WRITTEN INSTRUCTION:
Pick out each line containing the string "State" and copy it.

[Chart and figure data]

........

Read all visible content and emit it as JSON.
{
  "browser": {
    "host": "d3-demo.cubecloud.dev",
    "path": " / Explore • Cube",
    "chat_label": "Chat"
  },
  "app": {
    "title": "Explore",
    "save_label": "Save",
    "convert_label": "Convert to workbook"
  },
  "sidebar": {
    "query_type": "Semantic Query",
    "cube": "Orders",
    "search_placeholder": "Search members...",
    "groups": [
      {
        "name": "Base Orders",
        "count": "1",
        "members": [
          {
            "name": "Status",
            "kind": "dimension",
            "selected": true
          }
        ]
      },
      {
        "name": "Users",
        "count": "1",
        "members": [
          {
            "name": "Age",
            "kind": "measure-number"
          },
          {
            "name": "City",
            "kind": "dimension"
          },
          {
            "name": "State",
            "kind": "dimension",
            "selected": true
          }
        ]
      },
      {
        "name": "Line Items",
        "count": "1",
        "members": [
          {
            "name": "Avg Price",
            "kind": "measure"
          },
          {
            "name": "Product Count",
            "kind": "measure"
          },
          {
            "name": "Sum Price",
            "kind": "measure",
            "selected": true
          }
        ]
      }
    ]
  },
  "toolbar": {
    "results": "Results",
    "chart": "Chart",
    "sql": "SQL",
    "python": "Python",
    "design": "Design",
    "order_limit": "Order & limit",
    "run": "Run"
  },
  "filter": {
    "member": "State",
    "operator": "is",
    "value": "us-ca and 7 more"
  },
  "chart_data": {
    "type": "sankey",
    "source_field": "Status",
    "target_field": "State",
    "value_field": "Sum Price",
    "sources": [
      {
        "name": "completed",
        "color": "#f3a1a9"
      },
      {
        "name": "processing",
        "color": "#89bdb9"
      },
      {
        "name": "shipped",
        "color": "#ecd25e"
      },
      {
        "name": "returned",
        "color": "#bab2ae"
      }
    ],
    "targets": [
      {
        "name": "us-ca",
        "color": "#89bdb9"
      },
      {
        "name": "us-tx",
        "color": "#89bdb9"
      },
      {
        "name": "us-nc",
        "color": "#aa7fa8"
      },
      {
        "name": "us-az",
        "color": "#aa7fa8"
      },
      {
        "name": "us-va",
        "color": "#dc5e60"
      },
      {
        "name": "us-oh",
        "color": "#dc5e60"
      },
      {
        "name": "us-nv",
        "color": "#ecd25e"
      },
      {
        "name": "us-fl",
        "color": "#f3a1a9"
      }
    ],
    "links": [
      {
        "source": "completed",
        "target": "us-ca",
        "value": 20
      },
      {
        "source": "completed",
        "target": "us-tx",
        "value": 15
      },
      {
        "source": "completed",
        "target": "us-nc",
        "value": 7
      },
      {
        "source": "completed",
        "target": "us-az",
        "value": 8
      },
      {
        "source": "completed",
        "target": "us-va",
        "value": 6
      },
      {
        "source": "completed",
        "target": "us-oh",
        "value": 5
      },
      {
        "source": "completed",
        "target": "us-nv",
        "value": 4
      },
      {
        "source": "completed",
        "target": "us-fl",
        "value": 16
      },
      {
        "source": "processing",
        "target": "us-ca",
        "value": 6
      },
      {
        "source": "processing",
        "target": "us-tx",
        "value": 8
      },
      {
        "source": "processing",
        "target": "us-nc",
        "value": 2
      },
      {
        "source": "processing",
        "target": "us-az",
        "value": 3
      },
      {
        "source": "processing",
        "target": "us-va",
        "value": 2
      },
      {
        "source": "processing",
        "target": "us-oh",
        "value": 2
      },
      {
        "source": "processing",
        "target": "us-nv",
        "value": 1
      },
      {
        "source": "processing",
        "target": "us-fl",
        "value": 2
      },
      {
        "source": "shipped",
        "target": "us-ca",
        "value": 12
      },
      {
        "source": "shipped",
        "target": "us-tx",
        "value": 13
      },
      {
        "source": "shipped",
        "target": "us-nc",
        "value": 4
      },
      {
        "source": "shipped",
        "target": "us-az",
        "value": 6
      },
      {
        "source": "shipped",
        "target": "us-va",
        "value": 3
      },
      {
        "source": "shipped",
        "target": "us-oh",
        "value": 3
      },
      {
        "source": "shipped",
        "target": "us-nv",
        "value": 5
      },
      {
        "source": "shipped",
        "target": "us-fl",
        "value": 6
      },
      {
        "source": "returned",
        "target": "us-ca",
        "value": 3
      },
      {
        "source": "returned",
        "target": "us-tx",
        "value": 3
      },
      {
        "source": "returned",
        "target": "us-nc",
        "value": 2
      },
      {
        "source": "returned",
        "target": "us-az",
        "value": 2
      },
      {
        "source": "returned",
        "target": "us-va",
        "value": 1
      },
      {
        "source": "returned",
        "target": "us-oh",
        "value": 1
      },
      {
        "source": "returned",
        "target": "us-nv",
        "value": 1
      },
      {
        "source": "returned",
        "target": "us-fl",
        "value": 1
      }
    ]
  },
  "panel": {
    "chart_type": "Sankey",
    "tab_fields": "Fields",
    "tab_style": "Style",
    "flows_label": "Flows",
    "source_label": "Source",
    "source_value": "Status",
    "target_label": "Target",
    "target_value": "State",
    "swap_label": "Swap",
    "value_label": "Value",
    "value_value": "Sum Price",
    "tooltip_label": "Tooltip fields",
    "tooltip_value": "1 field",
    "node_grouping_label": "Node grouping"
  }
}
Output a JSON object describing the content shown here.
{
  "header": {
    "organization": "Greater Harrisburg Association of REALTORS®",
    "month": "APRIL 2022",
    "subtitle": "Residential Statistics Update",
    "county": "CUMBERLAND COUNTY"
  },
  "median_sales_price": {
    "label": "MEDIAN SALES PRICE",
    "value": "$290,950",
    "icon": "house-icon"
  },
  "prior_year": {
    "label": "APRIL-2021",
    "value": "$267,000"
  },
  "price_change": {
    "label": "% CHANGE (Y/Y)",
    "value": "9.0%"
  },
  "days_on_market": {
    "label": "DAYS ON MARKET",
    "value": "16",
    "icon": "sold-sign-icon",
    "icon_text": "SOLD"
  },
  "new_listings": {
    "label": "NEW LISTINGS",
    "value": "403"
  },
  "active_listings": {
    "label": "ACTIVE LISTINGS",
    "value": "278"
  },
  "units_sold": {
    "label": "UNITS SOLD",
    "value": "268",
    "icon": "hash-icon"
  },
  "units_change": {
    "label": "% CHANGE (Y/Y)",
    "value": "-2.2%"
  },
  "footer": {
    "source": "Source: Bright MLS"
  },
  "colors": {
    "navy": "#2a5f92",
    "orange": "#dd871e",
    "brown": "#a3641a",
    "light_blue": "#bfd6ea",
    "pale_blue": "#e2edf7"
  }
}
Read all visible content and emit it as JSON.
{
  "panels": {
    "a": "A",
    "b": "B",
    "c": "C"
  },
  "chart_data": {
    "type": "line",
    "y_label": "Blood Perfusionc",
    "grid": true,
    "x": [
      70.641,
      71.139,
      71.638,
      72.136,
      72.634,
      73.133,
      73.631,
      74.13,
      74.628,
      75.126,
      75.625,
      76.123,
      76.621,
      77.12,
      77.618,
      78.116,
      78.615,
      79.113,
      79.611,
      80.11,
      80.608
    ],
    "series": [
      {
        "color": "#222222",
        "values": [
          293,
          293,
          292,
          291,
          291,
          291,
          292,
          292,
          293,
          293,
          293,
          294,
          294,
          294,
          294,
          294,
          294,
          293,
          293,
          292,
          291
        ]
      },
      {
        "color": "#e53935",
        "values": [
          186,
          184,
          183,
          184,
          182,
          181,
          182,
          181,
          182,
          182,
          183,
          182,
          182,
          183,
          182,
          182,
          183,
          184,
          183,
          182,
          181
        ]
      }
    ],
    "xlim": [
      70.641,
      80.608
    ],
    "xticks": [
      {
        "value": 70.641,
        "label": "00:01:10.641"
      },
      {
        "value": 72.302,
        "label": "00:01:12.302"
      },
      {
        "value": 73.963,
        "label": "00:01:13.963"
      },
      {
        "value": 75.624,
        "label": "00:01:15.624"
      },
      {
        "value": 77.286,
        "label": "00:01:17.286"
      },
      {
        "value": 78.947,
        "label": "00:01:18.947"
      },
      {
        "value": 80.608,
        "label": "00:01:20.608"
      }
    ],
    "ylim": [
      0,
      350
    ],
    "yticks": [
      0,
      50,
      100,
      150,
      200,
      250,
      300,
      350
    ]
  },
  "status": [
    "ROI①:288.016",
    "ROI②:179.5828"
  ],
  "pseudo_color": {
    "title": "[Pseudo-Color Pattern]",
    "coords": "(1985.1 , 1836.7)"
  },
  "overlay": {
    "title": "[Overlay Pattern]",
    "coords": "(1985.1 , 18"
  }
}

........

RESULT OF THE TASK:
            "name": "State",
    "member": "State",
    "target_field": "State",
    "target_value": "State",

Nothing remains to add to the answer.